SET TASK 1:
Duplicate the passage on Giuliani's stadium plans from "The stadium model" to "two baseball stadium.".

EXTRACTED TEXT:
※

The stadium model shown here with the roof open. (Photo via Stadium Page)

As the late 1990s dragged on, city agencies though started pushing back against Giuliani’s plan. He wanted to give major subsidies to both the Mets and the Yankees for the new stadiums, and the Citizens Budget Committee pushed back hard in 1999. Much to the chagrin of the mayor, they proposed a cap on the city giveaways. Much to the detriment of late-2000s New York City, the CBC would be last major governmental opposition to city subsidies for the two baseball stadium.

By early 2001, Giuliani had yet to come through on his stadium vows, and with his two-term stay in Gracie Mansion nearing an end, he had to act fast. In April, he recognized that his successor wouldn’t be so generous with their grants and vowed to find the dollars before the year ended. ”I think it is good for the city if we get them wrapped up now,” he said, “because I do have a different view than at least some of the people who would like to succeed me.”

In July, stadium rumors reached a crescendo as rumors of a July 4th announcement swelled. As then-Times columnist Murray Chass noted, many in the New York sports world expected the city and Yankees to announce a new stadium, complete with a retractable roof, in the Macombs Dam Park. It did not come to pass.

※

(Saved entries)
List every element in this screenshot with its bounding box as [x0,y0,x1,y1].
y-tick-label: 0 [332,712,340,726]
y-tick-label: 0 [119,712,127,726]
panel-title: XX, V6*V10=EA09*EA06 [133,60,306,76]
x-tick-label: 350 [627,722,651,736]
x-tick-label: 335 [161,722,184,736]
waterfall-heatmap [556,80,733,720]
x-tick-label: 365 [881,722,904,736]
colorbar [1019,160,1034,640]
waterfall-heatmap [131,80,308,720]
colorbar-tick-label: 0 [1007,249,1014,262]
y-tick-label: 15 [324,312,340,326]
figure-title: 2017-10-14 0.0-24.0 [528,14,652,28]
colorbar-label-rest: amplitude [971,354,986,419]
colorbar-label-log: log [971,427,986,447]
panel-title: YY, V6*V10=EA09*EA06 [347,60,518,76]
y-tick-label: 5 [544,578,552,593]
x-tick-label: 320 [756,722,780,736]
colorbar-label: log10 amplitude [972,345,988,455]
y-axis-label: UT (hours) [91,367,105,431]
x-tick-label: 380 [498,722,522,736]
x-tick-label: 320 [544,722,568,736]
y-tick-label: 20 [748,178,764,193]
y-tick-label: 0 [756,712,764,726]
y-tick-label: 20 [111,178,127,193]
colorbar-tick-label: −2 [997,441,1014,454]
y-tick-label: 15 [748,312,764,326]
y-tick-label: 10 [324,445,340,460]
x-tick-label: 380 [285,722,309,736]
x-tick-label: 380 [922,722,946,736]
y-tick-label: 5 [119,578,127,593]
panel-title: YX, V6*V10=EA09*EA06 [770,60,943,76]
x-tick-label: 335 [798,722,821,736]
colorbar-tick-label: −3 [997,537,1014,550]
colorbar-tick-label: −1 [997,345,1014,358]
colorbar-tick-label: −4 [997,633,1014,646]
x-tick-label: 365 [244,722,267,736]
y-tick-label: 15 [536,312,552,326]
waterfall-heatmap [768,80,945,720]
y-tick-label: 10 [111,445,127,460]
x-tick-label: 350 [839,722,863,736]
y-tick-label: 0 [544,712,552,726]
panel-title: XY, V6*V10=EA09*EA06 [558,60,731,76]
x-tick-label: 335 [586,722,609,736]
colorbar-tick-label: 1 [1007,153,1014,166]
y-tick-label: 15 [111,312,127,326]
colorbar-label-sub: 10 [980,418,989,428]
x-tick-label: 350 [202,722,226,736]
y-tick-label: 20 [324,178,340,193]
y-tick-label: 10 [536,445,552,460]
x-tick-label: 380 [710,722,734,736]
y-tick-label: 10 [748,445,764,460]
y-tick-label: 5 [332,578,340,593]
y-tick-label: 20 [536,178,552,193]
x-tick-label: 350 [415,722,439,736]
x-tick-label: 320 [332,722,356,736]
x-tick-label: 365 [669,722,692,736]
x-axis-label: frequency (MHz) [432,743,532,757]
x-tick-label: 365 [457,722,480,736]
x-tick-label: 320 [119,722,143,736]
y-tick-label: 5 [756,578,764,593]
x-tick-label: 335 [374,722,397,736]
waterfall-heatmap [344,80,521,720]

※

SET TASK 2:
Set down the listing lines exactly, from the first line of the listing to the line with "figure-title: 2017-10-14 0.0-24.0".

EXERCISE ANSWER 1:
The stadium model shown here with the roof open. (Photo via Stadium Page)

As the late 1990s dragged on, city agencies though started pushing back against Giuliani’s plan. He wanted to give major subsidies to both the Mets and the Yankees for the new stadiums, and the Citizens Budget Committee pushed back hard in 1999. Much to the chagrin of the mayor, they proposed a cap on the city giveaways. Much to the detriment of late-2000s New York City, the CBC would be last major governmental opposition to city subsidies for the two baseball stadium.

EXERCISE ANSWER 2:
List every element in this screenshot with its bounding box as [x0,y0,x1,y1].
y-tick-label: 0 [332,712,340,726]
y-tick-label: 0 [119,712,127,726]
panel-title: XX, V6*V10=EA09*EA06 [133,60,306,76]
x-tick-label: 350 [627,722,651,736]
x-tick-label: 335 [161,722,184,736]
waterfall-heatmap [556,80,733,720]
x-tick-label: 365 [881,722,904,736]
colorbar [1019,160,1034,640]
waterfall-heatmap [131,80,308,720]
colorbar-tick-label: 0 [1007,249,1014,262]
y-tick-label: 15 [324,312,340,326]
figure-title: 2017-10-14 0.0-24.0 [528,14,652,28]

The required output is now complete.